======== EXCERPTED DATA ========
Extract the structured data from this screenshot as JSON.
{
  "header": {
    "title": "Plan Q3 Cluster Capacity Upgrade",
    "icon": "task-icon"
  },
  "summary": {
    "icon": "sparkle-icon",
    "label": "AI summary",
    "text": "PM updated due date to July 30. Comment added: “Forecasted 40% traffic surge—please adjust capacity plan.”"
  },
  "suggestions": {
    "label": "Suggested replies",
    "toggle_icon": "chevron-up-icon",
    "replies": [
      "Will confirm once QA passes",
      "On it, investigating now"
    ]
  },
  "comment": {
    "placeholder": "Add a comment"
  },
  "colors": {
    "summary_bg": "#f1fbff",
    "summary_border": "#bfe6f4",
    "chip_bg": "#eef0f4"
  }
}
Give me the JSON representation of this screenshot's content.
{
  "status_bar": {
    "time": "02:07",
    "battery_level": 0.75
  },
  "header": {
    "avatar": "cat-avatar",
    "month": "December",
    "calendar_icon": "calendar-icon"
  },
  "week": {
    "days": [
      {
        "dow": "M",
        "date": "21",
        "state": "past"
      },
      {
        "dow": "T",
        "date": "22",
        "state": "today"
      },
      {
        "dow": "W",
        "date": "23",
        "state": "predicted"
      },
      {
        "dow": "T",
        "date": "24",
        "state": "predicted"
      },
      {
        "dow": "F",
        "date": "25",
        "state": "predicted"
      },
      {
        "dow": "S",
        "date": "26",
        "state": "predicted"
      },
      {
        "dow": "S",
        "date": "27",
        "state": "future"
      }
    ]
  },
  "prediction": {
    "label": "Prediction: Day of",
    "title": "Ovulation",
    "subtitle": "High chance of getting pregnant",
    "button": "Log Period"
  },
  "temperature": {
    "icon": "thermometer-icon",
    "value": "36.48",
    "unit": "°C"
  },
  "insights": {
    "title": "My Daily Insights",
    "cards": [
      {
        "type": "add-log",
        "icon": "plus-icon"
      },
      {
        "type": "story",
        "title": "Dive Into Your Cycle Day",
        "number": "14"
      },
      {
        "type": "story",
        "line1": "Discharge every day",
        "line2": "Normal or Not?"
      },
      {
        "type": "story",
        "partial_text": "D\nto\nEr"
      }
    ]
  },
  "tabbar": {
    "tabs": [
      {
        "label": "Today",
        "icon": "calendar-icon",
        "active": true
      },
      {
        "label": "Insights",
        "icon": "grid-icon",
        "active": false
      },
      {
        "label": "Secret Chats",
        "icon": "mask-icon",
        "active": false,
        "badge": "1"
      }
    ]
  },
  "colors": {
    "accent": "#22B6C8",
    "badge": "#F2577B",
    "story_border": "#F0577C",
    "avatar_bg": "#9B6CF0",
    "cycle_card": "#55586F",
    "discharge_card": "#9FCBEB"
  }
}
========
• TASK BRIEF
Retype the whole listing, matching it exactly.

• TASK RESULT
Extract the structured data from this screenshot as JSON.
{
  "header": {
    "title": "Plan Q3 Cluster Capacity Upgrade",
    "icon": "task-icon"
  },
  "summary": {
    "icon": "sparkle-icon",
    "label": "AI summary",
    "text": "PM updated due date to July 30. Comment added: “Forecasted 40% traffic surge—please adjust capacity plan.”"
  },
  "suggestions": {
    "label": "Suggested replies",
    "toggle_icon": "chevron-up-icon",
    "replies": [
      "Will confirm once QA passes",
      "On it, investigating now"
    ]
  },
  "comment": {
    "placeholder": "Add a comment"
  },
  "colors": {
    "summary_bg": "#f1fbff",
    "summary_border": "#bfe6f4",
    "chip_bg": "#eef0f4"
  }
}
Give me the JSON representation of this screenshot's content.
{
  "status_bar": {
    "time": "02:07",
    "battery_level": 0.75
  },
  "header": {
    "avatar": "cat-avatar",
    "month": "December",
    "calendar_icon": "calendar-icon"
  },
  "week": {
    "days": [
      {
        "dow": "M",
        "date": "21",
        "state": "past"
      },
      {
        "dow": "T",
        "date": "22",
        "state": "today"
      },
      {
        "dow": "W",
        "date": "23",
        "state": "predicted"
      },
      {
        "dow": "T",
        "date": "24",
        "state": "predicted"
      },
      {
        "dow": "F",
        "date": "25",
        "state": "predicted"
      },
      {
        "dow": "S",
        "date": "26",
        "state": "predicted"
      },
      {
        "dow": "S",
        "date": "27",
        "state": "future"
      }
    ]
  },
  "prediction": {
    "label": "Prediction: Day of",
    "title": "Ovulation",
    "subtitle": "High chance of getting pregnant",
    "button": "Log Period"
  },
  "temperature": {
    "icon": "thermometer-icon",
    "value": "36.48",
    "unit": "°C"
  },
  "insights": {
    "title": "My Daily Insights",
    "cards": [
      {
        "type": "add-log",
        "icon": "plus-icon"
      },
      {
        "type": "story",
        "title": "Dive Into Your Cycle Day",
        "number": "14"
      },
      {
        "type": "story",
        "line1": "Discharge every day",
        "line2": "Normal or Not?"
      },
      {
        "type": "story",
        "partial_text": "D\nto\nEr"
      }
    ]
  },
  "tabbar": {
    "tabs": [
      {
        "label": "Today",
        "icon": "calendar-icon",
        "active": true
      },
      {
        "label": "Insights",
        "icon": "grid-icon",
        "active": false
      },
      {
        "label": "Secret Chats",
        "icon": "mask-icon",
        "active": false,
        "badge": "1"
      }
    ]
  },
  "colors": {
    "accent": "#22B6C8",
    "badge": "#F2577B",
    "story_border": "#F0577C",
    "avatar_bg": "#9B6CF0",
    "cycle_card": "#55586F",
    "discharge_card": "#9FCBEB"
  }
}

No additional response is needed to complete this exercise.